## TRY IT
Exactly reproduce the entries, dropping any pictures from your copy.

## THE DATA
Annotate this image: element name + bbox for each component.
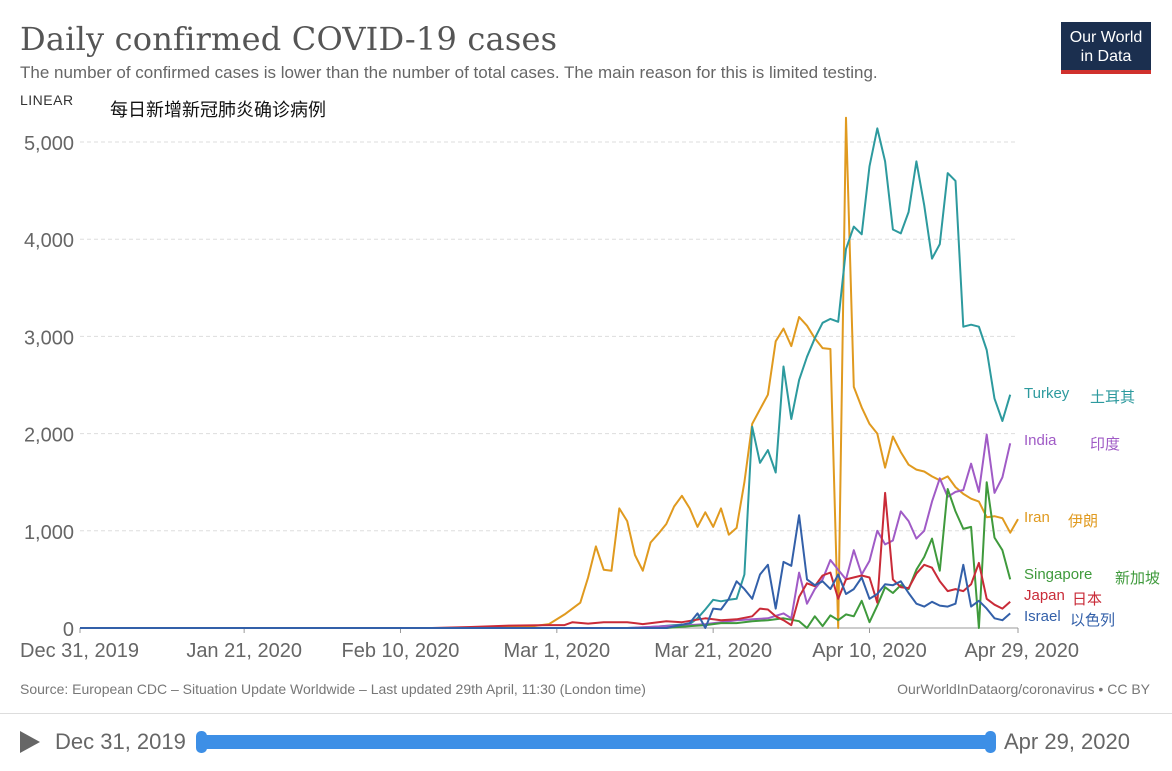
series-label-cn-india: 印度 bbox=[1090, 435, 1120, 453]
series-label-israel: Israel bbox=[1024, 608, 1061, 625]
series-label-cn-israel: 以色列 bbox=[1070, 611, 1115, 629]
line-chart: 0 1,000 2,000 3,000 4,000 5,000 Dec 31, 2019 Ja… bbox=[20, 116, 1160, 662]
series-label-india: India bbox=[1024, 432, 1057, 449]
timeline-start-label: Dec 31, 2019 bbox=[55, 729, 186, 754]
series-label-japan: Japan bbox=[1024, 587, 1065, 604]
series-label-cn-iran: 伊朗 bbox=[1068, 512, 1098, 530]
y-tick-label: 1,000 bbox=[24, 522, 74, 544]
y-tick-label: 0 bbox=[63, 619, 74, 641]
divider bbox=[0, 713, 1172, 714]
x-tick-label: Feb 10, 2020 bbox=[342, 640, 460, 662]
x-tick-label: Mar 1, 2020 bbox=[503, 640, 610, 662]
logo-line-1: Our World bbox=[1069, 29, 1143, 46]
timeline-end-label: Apr 29, 2020 bbox=[1004, 729, 1130, 754]
chart-subtitle: The number of confirmed cases is lower t… bbox=[20, 63, 878, 82]
series-line-iran bbox=[80, 116, 1019, 629]
series-line-turkey bbox=[80, 127, 1012, 629]
x-tick-label: Apr 29, 2020 bbox=[964, 640, 1079, 662]
x-tick-label: Jan 21, 2020 bbox=[186, 640, 302, 662]
play-icon[interactable] bbox=[20, 731, 40, 753]
owid-logo[interactable]: Our World in Data bbox=[1061, 22, 1151, 74]
timeline-slider-track[interactable] bbox=[199, 735, 993, 749]
series-label-cn-singapore: 新加坡 bbox=[1115, 569, 1160, 587]
series-label-singapore: Singapore bbox=[1024, 566, 1092, 583]
timeline-start-handle[interactable] bbox=[196, 731, 207, 753]
series-label-turkey: Turkey bbox=[1024, 385, 1070, 402]
y-tick-label: 2,000 bbox=[24, 425, 74, 447]
source-note: Source: European CDC – Situation Update … bbox=[20, 681, 646, 697]
license-link[interactable]: OurWorldInDataorg/coronavirus • CC BY bbox=[897, 681, 1150, 697]
series-label-iran: Iran bbox=[1024, 509, 1050, 526]
series-label-cn-japan: 日本 bbox=[1072, 590, 1102, 608]
x-tick-label: Dec 31, 2019 bbox=[20, 640, 139, 662]
series-line-japan bbox=[80, 491, 1011, 629]
timeline-end-handle[interactable] bbox=[985, 731, 996, 753]
y-tick-label: 3,000 bbox=[24, 327, 74, 349]
chinese-annotation: 每日新增新冠肺炎确诊病例 bbox=[110, 100, 326, 121]
scale-toggle-linear[interactable]: LINEAR bbox=[20, 92, 74, 108]
logo-line-2: in Data bbox=[1080, 48, 1132, 65]
chart-title: Daily confirmed COVID-19 cases bbox=[20, 20, 558, 58]
y-tick-label: 5,000 bbox=[24, 133, 74, 155]
x-tick-label: Mar 21, 2020 bbox=[654, 640, 772, 662]
series-line-israel bbox=[80, 514, 1011, 629]
y-tick-label: 4,000 bbox=[24, 230, 74, 252]
series-line-singapore bbox=[80, 481, 1012, 629]
x-tick-label: Apr 10, 2020 bbox=[812, 640, 927, 662]
series-label-cn-turkey: 土耳其 bbox=[1090, 388, 1135, 406]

## RESULT FOR THIS TASK
Annotate this image: element name + bbox for each component.
series-label-cn-india: 印度 bbox=[1090, 435, 1120, 453]
series-label-israel: Israel bbox=[1024, 608, 1061, 625]
series-label-cn-israel: 以色列 bbox=[1070, 611, 1115, 629]
line-chart: 0 1,000 2,000 3,000 4,000 5,000 Dec 31, 2019 Ja… bbox=[20, 116, 1160, 662]
series-label-india: India bbox=[1024, 432, 1057, 449]
timeline-start-label: Dec 31, 2019 bbox=[55, 729, 186, 754]
series-label-japan: Japan bbox=[1024, 587, 1065, 604]
series-label-cn-iran: 伊朗 bbox=[1068, 512, 1098, 530]
y-tick-label: 1,000 bbox=[24, 522, 74, 544]
y-tick-label: 0 bbox=[63, 619, 74, 641]
divider bbox=[0, 713, 1172, 714]
x-tick-label: Feb 10, 2020 bbox=[342, 640, 460, 662]
x-tick-label: Mar 1, 2020 bbox=[503, 640, 610, 662]
logo-line-1: Our World bbox=[1069, 29, 1143, 46]
timeline-end-label: Apr 29, 2020 bbox=[1004, 729, 1130, 754]
chart-subtitle: The number of confirmed cases is lower t… bbox=[20, 63, 878, 82]
series-line-iran bbox=[80, 116, 1019, 629]
series-line-turkey bbox=[80, 127, 1012, 629]
x-tick-label: Apr 29, 2020 bbox=[964, 640, 1079, 662]
x-tick-label: Jan 21, 2020 bbox=[186, 640, 302, 662]
play-icon[interactable] bbox=[20, 731, 40, 753]
owid-logo[interactable]: Our World in Data bbox=[1061, 22, 1151, 74]
timeline-slider-track[interactable] bbox=[199, 735, 993, 749]
series-label-cn-singapore: 新加坡 bbox=[1115, 569, 1160, 587]
series-label-singapore: Singapore bbox=[1024, 566, 1092, 583]
timeline-start-handle[interactable] bbox=[196, 731, 207, 753]
series-label-turkey: Turkey bbox=[1024, 385, 1070, 402]
y-tick-label: 2,000 bbox=[24, 425, 74, 447]
source-note: Source: European CDC – Situation Update … bbox=[20, 681, 646, 697]
license-link[interactable]: OurWorldInDataorg/coronavirus • CC BY bbox=[897, 681, 1150, 697]
series-label-iran: Iran bbox=[1024, 509, 1050, 526]
series-label-cn-japan: 日本 bbox=[1072, 590, 1102, 608]
x-tick-label: Dec 31, 2019 bbox=[20, 640, 139, 662]
series-line-japan bbox=[80, 491, 1011, 629]
timeline-end-handle[interactable] bbox=[985, 731, 996, 753]
y-tick-label: 3,000 bbox=[24, 327, 74, 349]
chinese-annotation: 每日新增新冠肺炎确诊病例 bbox=[110, 100, 326, 121]
scale-toggle-linear[interactable]: LINEAR bbox=[20, 92, 74, 108]
logo-line-2: in Data bbox=[1080, 48, 1132, 65]
chart-title: Daily confirmed COVID-19 cases bbox=[20, 20, 558, 58]
y-tick-label: 5,000 bbox=[24, 133, 74, 155]
x-tick-label: Mar 21, 2020 bbox=[654, 640, 772, 662]
series-line-israel bbox=[80, 514, 1011, 629]
y-tick-label: 4,000 bbox=[24, 230, 74, 252]
series-line-singapore bbox=[80, 481, 1012, 629]
x-tick-label: Apr 10, 2020 bbox=[812, 640, 927, 662]
series-label-cn-turkey: 土耳其 bbox=[1090, 388, 1135, 406]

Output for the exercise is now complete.